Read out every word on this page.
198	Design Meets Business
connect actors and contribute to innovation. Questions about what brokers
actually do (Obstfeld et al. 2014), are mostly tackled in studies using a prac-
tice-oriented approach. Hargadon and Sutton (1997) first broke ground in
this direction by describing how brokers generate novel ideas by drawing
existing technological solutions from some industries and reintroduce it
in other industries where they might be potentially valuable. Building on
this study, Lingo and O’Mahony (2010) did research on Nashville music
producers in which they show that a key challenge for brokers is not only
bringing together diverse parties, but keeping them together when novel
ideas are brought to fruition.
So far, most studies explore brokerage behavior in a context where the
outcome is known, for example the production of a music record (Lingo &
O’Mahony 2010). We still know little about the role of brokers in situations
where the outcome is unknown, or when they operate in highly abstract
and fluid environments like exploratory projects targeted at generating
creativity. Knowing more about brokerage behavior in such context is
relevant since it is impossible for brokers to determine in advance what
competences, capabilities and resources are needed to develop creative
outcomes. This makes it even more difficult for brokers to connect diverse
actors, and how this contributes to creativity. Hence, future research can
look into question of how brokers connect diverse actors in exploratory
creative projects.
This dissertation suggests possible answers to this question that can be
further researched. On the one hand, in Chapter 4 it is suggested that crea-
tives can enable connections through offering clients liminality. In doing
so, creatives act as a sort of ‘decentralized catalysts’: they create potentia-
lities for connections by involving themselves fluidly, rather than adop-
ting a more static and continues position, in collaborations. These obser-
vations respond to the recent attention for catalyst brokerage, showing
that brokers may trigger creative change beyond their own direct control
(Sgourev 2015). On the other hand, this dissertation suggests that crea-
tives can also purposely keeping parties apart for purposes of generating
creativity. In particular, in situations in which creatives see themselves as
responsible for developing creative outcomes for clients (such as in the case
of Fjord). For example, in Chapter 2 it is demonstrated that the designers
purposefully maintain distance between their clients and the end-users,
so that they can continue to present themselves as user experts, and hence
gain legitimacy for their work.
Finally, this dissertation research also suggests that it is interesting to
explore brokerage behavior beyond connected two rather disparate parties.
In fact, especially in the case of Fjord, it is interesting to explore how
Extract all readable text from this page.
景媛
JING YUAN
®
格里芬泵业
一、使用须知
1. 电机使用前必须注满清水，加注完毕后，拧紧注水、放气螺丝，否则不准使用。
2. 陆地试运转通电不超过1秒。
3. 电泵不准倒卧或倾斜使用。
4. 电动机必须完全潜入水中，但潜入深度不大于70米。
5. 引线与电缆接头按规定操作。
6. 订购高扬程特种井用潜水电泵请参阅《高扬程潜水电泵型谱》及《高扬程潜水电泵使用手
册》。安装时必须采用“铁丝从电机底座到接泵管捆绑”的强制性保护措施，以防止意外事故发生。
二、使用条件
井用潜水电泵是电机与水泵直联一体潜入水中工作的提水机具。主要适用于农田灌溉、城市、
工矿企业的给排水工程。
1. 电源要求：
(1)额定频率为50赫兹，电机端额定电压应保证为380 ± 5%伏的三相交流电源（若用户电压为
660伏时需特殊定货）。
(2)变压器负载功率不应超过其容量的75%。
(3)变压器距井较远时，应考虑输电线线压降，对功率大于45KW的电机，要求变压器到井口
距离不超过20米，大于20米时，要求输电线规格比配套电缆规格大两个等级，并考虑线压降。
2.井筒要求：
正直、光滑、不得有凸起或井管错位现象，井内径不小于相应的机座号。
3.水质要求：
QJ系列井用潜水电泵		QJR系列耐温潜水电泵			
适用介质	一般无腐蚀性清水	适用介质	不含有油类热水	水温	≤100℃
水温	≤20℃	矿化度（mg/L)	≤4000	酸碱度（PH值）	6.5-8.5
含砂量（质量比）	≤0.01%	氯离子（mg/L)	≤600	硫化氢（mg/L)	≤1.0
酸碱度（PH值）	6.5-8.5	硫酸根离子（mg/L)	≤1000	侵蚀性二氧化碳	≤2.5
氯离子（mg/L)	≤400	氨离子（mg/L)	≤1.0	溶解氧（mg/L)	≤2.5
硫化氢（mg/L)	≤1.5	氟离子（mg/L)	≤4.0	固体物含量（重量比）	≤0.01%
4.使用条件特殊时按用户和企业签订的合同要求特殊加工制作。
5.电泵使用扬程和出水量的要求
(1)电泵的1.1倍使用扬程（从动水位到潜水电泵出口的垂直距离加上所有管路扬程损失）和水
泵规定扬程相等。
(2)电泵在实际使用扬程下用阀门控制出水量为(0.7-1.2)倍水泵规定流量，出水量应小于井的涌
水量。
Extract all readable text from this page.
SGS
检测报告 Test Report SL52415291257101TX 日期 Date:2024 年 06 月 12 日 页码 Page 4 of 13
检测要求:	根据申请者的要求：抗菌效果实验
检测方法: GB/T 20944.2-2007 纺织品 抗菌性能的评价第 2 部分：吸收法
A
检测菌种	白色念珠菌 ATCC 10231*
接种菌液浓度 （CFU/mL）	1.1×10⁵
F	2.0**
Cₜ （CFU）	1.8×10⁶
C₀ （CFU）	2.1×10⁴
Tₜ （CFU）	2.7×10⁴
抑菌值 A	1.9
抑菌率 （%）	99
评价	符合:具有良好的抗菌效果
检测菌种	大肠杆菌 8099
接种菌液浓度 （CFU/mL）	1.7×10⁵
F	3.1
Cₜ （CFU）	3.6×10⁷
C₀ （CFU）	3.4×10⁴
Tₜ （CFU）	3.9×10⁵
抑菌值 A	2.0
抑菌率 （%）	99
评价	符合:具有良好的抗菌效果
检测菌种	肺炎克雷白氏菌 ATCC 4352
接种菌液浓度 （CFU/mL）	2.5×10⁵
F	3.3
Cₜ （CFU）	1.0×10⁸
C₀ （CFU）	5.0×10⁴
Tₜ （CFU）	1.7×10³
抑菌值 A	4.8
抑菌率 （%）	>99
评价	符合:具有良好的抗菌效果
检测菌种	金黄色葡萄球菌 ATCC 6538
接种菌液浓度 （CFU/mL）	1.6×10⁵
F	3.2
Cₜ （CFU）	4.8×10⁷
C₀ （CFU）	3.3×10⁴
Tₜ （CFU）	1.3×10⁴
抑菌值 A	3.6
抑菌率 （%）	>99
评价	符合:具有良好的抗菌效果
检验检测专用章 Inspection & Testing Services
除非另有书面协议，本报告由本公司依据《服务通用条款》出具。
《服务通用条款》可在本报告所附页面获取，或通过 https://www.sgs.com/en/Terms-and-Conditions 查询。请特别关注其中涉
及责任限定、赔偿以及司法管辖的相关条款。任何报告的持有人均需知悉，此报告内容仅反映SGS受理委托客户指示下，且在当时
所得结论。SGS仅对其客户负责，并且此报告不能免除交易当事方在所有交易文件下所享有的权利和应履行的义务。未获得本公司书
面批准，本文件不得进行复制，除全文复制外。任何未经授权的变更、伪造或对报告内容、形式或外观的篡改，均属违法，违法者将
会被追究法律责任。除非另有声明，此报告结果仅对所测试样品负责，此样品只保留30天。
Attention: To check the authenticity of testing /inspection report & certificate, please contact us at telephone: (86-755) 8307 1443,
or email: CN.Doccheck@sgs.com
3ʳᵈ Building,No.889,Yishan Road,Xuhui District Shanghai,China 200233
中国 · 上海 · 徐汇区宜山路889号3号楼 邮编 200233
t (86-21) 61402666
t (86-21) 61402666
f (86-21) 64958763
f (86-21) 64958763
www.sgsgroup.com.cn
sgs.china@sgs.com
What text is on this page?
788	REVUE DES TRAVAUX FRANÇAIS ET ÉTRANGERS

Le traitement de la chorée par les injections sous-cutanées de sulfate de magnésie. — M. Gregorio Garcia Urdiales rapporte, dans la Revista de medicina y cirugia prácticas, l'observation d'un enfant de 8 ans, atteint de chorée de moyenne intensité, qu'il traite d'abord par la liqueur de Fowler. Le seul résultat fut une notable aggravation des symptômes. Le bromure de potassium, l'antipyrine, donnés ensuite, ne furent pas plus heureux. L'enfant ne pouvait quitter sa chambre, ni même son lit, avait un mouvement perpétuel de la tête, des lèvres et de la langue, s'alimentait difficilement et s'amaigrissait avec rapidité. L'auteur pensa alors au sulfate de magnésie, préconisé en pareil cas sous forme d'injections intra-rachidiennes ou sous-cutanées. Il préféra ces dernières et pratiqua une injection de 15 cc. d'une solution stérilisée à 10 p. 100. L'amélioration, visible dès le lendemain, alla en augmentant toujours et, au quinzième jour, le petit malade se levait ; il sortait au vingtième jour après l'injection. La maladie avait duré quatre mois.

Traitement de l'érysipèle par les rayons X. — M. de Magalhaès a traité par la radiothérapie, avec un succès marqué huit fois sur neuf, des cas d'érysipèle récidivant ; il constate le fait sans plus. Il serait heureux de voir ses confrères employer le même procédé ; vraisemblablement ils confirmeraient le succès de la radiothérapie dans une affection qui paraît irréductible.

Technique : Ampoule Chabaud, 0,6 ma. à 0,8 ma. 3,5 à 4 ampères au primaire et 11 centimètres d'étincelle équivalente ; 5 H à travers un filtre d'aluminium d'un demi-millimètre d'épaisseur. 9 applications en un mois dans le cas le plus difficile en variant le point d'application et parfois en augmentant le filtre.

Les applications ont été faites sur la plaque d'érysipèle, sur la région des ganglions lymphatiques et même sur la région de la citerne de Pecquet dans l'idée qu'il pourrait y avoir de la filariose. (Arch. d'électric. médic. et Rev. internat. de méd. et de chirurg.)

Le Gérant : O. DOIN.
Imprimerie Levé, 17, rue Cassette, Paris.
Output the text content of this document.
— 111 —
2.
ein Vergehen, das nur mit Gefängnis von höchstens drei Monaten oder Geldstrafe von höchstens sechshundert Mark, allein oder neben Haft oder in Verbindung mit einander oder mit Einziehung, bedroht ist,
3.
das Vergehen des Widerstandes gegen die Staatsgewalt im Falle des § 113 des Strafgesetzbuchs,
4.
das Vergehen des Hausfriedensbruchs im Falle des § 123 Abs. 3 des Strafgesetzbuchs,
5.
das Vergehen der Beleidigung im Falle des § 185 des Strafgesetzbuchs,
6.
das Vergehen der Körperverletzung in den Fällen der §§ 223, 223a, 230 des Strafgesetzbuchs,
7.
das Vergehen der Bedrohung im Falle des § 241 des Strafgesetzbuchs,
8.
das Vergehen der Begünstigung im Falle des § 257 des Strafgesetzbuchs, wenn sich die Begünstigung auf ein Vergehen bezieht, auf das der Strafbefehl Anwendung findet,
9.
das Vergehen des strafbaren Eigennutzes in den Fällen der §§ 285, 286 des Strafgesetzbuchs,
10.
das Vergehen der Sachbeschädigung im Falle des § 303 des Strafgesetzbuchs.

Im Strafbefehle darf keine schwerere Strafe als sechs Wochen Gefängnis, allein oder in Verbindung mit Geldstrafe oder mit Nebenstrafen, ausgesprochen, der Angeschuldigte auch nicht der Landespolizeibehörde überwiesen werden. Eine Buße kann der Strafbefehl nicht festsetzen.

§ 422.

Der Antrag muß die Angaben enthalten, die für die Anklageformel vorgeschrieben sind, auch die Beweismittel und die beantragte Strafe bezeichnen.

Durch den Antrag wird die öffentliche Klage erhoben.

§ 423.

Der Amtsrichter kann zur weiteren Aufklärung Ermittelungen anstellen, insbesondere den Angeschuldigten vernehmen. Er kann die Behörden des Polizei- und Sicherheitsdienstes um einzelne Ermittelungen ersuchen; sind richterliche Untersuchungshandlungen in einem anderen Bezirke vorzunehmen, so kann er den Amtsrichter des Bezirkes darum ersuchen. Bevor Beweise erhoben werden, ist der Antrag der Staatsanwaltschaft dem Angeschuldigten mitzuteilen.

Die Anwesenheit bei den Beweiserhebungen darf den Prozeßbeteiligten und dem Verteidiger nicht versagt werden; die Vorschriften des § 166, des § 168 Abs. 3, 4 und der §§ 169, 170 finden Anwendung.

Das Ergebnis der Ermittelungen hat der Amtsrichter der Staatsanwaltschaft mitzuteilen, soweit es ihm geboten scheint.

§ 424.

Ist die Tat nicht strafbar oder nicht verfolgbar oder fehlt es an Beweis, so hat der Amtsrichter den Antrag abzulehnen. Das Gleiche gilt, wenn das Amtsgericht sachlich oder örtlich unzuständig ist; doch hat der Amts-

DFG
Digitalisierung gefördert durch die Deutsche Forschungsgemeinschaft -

++++++

■ Written request ■
Find every line with "more" in the listing and state how many there are, nothing else.

■ Final result ■
3